**Required work:** From the records below, copy every line that contains the word "this".

(Extracted records)
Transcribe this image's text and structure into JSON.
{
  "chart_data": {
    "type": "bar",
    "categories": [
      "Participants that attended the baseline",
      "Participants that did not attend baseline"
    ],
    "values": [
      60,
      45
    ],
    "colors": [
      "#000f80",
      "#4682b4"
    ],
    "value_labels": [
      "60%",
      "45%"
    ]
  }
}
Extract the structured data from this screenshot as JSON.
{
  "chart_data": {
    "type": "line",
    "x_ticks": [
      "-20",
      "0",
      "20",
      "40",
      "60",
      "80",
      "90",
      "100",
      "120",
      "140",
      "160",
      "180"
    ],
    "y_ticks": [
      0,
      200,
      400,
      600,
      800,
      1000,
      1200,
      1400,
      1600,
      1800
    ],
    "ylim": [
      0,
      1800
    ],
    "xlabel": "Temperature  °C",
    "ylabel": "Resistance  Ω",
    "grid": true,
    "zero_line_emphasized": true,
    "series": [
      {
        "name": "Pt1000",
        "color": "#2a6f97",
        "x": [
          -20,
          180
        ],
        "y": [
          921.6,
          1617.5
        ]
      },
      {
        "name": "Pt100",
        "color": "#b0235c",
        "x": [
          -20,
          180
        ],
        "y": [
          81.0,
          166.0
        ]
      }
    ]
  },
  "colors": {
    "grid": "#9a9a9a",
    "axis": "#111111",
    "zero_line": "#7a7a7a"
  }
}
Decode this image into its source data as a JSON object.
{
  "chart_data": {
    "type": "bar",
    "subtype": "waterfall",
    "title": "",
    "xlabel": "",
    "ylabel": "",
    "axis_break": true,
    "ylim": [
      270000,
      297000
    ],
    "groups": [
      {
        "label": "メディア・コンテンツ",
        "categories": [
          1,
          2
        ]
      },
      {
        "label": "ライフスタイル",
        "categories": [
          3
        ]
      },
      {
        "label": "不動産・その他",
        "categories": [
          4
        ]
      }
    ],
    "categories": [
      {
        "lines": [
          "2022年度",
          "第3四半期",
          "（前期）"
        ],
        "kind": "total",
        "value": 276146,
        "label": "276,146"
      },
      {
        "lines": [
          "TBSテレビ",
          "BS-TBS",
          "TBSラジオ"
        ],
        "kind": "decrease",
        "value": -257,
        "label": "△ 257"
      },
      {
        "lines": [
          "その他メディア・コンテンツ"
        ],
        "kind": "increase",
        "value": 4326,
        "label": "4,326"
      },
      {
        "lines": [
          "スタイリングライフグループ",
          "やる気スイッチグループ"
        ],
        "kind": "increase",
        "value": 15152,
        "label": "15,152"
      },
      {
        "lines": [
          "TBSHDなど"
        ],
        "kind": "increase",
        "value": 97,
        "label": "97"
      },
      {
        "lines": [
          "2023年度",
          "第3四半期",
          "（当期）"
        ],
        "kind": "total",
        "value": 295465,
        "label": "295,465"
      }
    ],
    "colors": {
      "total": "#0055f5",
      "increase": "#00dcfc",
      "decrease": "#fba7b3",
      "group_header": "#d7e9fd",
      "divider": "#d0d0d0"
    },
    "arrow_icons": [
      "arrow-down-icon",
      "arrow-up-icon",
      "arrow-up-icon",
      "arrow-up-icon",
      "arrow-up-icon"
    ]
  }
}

**Exercise response:**
Transcribe this image's text and structure into JSON.
Extract the structured data from this screenshot as JSON.
Decode this image into its source data as a JSON object.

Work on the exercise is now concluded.